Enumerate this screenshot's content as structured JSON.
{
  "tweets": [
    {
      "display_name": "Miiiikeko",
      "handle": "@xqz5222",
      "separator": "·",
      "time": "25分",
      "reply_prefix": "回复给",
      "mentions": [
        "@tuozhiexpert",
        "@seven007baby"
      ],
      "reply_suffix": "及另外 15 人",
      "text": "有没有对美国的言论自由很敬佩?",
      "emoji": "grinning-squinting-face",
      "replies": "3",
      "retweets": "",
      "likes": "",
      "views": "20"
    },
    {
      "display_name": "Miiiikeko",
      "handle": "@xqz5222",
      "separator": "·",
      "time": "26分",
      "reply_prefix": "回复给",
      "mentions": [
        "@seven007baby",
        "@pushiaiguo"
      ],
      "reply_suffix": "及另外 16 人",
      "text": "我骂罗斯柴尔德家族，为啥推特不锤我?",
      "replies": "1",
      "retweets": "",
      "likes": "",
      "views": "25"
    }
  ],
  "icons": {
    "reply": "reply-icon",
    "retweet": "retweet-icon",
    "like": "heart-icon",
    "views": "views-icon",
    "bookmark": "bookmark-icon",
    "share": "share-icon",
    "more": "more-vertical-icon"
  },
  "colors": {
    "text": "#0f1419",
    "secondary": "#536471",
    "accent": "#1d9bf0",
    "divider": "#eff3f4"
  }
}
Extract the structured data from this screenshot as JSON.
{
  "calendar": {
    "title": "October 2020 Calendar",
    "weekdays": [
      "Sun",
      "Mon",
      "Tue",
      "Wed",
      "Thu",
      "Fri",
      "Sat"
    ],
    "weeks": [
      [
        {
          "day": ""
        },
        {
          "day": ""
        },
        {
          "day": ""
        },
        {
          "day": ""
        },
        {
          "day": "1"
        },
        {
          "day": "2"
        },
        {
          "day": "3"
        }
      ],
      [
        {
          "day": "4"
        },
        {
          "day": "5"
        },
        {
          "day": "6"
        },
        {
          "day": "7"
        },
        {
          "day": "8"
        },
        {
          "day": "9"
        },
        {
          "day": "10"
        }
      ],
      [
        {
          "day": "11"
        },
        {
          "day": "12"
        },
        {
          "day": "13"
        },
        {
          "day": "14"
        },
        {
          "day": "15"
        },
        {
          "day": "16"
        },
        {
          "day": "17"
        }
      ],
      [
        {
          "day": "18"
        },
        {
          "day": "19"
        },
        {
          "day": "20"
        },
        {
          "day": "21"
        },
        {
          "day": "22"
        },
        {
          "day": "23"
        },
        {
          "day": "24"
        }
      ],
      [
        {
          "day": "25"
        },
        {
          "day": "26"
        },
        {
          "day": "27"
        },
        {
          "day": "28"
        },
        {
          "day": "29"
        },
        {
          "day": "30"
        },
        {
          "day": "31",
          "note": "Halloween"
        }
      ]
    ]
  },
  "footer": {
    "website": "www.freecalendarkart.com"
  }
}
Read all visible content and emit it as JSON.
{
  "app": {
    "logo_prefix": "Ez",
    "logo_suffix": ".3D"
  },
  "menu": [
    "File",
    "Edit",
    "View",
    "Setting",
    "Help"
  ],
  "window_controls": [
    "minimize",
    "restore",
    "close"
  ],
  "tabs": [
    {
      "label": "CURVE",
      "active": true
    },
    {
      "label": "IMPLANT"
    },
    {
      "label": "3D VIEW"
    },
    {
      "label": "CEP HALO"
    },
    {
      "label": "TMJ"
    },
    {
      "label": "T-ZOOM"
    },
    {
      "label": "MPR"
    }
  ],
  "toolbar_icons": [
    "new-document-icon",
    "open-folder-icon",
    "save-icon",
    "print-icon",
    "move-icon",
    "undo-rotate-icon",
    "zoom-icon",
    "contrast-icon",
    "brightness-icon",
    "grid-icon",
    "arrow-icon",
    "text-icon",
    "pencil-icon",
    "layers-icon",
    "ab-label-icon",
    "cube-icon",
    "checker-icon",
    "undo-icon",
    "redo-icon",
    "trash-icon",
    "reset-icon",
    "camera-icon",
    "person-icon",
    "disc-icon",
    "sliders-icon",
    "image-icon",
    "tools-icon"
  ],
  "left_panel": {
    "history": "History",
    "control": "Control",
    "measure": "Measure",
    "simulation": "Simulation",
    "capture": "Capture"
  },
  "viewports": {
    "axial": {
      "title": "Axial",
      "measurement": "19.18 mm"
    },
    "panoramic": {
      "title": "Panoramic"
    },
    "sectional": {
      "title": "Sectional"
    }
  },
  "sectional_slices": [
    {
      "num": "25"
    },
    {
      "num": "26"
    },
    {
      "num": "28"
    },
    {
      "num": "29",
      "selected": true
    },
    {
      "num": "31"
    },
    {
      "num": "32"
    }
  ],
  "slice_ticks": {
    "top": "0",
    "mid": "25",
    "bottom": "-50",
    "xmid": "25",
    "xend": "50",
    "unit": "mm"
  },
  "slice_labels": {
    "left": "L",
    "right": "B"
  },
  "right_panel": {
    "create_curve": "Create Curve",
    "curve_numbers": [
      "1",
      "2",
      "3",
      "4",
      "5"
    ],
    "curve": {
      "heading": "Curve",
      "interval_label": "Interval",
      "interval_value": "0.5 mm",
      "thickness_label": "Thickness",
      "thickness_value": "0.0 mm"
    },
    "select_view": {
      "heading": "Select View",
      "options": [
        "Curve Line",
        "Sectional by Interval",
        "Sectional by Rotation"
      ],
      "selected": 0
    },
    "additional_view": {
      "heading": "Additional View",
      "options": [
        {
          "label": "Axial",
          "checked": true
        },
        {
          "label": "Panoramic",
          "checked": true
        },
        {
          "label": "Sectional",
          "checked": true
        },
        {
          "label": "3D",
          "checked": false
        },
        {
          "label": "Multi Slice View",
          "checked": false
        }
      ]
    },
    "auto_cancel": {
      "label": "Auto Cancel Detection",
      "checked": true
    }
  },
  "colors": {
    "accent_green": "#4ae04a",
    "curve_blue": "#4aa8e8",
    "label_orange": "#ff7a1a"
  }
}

EXERCISE INSTRUCTIONS -
Identify and list each line with the word "screenshot".

SOLUTION FOR THIS EXERCISE -
Enumerate this screenshot's content as structured JSON.
Extract the structured data from this screenshot as JSON.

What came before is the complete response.